Each line should be copied exactly.

==============================

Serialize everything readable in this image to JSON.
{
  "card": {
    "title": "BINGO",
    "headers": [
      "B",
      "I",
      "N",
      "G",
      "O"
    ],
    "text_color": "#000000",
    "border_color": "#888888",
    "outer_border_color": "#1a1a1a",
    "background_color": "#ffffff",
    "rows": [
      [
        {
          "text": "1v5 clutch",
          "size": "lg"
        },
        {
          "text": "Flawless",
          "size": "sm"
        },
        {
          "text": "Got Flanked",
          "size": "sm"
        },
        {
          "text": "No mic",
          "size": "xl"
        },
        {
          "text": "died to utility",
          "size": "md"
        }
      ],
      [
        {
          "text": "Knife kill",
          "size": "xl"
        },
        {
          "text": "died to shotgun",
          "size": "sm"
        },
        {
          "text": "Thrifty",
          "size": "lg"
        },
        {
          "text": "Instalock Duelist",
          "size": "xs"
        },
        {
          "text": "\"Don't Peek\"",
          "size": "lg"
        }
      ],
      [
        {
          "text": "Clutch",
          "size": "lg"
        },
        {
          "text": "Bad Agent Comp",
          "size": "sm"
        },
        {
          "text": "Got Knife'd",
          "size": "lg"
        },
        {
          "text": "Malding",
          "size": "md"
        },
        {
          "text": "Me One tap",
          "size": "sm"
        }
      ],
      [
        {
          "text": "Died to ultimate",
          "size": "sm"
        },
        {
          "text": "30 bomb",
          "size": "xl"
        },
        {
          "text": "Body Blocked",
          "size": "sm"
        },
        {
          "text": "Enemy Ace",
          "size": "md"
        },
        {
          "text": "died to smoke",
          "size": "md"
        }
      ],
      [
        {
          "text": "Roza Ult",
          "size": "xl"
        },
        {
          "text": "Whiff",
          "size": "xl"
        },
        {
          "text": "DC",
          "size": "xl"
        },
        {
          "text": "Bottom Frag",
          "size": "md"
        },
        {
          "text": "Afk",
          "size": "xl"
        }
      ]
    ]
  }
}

==============================

**Complete output**.
Serialize everything readable in this image to JSON.
{
  "card": {
    "title": "BINGO",
    "headers": [
      "B",
      "I",
      "N",
      "G",
      "O"
    ],
    "text_color": "#000000",
    "border_color": "#888888",
    "outer_border_color": "#1a1a1a",
    "background_color": "#ffffff",
    "rows": [
      [
        {
          "text": "1v5 clutch",
          "size": "lg"
        },
        {
          "text": "Flawless",
          "size": "sm"
        },
        {
          "text": "Got Flanked",
          "size": "sm"
        },
        {
          "text": "No mic",
          "size": "xl"
        },
        {
          "text": "died to utility",
          "size": "md"
        }
      ],
      [
        {
          "text": "Knife kill",
          "size": "xl"
        },
        {
          "text": "died to shotgun",
          "size": "sm"
        },
        {
          "text": "Thrifty",
          "size": "lg"
        },
        {
          "text": "Instalock Duelist",
          "size": "xs"
        },
        {
          "text": "\"Don't Peek\"",
          "size": "lg"
        }
      ],
      [
        {
          "text": "Clutch",
          "size": "lg"
        },
        {
          "text": "Bad Agent Comp",
          "size": "sm"
        },
        {
          "text": "Got Knife'd",
          "size": "lg"
        },
        {
          "text": "Malding",
          "size": "md"
        },
        {
          "text": "Me One tap",
          "size": "sm"
        }
      ],
      [
        {
          "text": "Died to ultimate",
          "size": "sm"
        },
        {
          "text": "30 bomb",
          "size": "xl"
        },
        {
          "text": "Body Blocked",
          "size": "sm"
        },
        {
          "text": "Enemy Ace",
          "size": "md"
        },
        {
          "text": "died to smoke",
          "size": "md"
        }
      ],
      [
        {
          "text": "Roza Ult",
          "size": "xl"
        },
        {
          "text": "Whiff",
          "size": "xl"
        },
        {
          "text": "DC",
          "size": "xl"
        },
        {
          "text": "Bottom Frag",
          "size": "md"
        },
        {
          "text": "Afk",
          "size": "xl"
        }
      ]
    ]
  }
}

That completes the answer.